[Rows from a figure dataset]
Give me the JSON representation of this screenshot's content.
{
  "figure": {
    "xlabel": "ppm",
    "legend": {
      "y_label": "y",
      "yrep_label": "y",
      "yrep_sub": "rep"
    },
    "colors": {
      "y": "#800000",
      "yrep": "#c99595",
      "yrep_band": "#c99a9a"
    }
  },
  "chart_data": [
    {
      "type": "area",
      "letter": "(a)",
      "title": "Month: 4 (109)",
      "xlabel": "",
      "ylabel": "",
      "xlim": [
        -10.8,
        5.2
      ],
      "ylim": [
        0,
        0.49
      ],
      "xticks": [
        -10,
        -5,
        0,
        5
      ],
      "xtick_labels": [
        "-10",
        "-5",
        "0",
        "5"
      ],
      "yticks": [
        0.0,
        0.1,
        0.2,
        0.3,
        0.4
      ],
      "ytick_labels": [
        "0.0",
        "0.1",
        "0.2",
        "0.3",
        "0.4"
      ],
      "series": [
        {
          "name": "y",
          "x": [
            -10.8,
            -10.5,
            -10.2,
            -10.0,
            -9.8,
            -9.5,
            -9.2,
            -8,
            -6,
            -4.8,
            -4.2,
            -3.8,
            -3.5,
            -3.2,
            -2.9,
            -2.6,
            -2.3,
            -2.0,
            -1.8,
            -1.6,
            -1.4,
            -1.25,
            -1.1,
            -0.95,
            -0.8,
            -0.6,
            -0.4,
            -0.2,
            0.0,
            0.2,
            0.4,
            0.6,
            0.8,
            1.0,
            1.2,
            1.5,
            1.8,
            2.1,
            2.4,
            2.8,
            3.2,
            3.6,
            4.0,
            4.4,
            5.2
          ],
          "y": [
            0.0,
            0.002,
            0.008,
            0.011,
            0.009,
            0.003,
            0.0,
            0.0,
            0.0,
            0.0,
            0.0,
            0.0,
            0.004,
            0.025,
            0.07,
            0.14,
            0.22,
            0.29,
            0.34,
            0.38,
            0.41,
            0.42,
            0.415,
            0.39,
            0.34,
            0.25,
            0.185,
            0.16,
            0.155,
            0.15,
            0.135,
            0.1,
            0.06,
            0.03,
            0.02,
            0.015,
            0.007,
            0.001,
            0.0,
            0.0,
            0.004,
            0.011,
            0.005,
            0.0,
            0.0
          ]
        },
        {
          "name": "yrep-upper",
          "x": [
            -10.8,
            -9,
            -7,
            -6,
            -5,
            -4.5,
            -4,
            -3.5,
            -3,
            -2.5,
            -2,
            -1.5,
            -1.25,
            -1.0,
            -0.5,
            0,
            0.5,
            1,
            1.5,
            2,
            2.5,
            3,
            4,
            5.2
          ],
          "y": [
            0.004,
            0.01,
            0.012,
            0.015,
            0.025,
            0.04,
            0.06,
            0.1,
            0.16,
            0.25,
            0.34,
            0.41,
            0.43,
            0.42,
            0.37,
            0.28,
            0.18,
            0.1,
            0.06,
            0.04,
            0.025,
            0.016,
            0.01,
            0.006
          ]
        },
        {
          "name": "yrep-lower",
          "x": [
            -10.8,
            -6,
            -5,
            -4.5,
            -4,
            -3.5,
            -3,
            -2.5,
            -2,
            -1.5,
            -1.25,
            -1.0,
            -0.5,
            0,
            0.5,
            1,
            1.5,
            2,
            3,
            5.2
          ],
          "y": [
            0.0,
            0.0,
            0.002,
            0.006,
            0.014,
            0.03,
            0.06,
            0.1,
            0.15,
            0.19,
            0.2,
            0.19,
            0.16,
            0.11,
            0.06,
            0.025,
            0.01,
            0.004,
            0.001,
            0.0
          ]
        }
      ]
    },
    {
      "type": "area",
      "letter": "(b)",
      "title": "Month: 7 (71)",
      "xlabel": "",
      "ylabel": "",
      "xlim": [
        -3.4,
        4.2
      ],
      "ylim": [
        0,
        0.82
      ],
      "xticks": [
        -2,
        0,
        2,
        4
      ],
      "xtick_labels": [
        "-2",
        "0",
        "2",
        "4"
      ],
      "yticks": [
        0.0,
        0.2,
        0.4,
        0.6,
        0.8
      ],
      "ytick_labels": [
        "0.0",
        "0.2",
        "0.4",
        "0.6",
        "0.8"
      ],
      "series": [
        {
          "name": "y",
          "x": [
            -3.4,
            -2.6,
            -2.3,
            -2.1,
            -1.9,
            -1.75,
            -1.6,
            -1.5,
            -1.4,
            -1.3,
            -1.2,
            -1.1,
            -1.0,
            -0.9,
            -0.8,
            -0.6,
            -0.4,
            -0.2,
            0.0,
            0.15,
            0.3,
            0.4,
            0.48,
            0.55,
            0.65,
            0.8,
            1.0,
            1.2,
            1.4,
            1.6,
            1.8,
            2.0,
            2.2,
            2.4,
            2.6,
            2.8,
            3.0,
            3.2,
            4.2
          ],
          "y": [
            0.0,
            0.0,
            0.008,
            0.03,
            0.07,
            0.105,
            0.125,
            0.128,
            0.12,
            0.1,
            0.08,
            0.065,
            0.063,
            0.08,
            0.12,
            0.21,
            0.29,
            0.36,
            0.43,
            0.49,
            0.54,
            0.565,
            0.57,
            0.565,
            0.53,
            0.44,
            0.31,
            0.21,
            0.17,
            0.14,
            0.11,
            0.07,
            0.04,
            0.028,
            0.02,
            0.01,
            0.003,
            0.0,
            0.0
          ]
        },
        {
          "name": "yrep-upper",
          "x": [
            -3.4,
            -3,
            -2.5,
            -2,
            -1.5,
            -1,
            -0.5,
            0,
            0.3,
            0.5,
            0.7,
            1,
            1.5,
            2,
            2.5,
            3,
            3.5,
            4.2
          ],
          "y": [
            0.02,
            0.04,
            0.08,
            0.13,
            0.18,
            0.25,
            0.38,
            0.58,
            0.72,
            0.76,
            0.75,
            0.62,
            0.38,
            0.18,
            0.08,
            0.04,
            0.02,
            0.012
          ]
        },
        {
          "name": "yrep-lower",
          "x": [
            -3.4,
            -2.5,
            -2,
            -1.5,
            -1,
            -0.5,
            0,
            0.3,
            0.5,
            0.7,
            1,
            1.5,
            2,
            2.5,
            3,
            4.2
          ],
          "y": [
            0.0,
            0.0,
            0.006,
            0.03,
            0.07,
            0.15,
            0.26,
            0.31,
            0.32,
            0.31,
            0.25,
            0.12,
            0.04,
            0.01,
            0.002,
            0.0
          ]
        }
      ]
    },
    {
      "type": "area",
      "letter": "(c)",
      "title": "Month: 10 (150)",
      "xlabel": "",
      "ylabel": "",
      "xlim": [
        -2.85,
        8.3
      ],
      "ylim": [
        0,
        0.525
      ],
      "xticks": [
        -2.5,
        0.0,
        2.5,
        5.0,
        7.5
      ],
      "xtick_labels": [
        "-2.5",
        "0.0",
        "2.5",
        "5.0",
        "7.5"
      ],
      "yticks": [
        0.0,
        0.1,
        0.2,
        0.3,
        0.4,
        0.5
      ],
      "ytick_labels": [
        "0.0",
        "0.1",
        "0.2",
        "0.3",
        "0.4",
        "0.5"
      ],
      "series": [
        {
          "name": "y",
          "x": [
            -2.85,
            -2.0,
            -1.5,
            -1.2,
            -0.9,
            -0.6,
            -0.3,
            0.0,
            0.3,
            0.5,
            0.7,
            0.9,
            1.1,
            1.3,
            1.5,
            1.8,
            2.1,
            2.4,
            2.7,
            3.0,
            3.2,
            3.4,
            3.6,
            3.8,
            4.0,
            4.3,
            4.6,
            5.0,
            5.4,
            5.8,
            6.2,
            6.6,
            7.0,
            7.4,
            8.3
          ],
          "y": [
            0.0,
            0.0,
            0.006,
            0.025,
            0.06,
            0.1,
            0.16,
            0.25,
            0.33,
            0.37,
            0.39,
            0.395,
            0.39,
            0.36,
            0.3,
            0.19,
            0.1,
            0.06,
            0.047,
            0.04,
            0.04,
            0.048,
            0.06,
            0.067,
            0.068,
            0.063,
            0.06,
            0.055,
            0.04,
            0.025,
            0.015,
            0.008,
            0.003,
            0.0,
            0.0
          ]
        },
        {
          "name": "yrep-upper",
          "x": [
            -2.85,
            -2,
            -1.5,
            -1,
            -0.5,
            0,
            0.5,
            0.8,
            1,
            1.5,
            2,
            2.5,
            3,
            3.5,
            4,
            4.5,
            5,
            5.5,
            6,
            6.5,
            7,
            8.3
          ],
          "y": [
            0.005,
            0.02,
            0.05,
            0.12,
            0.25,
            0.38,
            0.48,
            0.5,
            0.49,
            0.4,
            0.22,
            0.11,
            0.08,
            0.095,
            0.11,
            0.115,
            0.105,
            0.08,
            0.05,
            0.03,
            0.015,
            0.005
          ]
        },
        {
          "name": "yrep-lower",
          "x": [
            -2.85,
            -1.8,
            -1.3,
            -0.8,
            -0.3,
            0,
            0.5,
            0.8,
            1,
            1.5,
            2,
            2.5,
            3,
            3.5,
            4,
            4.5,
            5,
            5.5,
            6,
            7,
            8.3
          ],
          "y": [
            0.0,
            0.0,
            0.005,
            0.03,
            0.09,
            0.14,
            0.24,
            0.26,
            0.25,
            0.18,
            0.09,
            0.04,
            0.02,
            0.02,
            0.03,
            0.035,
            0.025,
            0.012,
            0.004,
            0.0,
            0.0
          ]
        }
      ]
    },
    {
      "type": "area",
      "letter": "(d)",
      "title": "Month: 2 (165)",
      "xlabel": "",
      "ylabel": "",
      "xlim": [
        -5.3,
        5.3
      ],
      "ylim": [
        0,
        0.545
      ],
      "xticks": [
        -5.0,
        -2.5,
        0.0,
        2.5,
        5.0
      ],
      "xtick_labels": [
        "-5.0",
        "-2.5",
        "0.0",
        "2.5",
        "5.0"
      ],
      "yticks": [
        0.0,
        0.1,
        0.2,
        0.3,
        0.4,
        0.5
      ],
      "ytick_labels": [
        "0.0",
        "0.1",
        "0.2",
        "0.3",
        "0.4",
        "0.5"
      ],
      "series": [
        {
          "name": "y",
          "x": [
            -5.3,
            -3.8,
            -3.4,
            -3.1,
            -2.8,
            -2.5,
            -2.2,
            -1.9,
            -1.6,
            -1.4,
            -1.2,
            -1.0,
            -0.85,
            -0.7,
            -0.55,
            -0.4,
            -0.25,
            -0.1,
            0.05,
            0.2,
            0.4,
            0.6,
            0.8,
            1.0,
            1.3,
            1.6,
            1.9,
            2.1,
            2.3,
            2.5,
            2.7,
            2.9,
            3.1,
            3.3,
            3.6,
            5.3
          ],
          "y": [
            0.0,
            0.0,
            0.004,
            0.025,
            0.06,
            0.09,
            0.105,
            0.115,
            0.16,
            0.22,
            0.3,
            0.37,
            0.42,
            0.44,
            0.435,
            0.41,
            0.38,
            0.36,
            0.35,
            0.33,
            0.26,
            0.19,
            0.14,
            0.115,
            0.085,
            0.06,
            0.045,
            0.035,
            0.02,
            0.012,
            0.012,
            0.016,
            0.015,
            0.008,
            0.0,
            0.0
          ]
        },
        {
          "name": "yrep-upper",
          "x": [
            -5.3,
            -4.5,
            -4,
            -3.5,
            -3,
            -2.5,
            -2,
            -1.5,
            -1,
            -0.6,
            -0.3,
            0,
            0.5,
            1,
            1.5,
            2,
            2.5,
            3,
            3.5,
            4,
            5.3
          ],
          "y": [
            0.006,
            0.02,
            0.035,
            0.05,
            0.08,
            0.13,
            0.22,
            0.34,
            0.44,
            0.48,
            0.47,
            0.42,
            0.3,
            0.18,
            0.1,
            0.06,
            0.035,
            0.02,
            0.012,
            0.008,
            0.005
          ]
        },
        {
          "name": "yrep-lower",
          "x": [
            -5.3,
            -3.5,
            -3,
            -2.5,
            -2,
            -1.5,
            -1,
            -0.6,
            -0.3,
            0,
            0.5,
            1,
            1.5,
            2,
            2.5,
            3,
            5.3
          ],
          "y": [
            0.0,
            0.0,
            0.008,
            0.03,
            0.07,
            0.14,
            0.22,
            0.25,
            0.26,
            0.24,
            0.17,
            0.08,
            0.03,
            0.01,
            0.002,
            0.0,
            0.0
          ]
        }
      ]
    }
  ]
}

**THE TASK:**
Gather each line in these records that contains the string "title".

**EXERCISE SOLUTION:**
      "title": "Month: 4 (109)",
      "title": "Month: 7 (71)",
      "title": "Month: 10 (150)",
      "title": "Month: 2 (165)",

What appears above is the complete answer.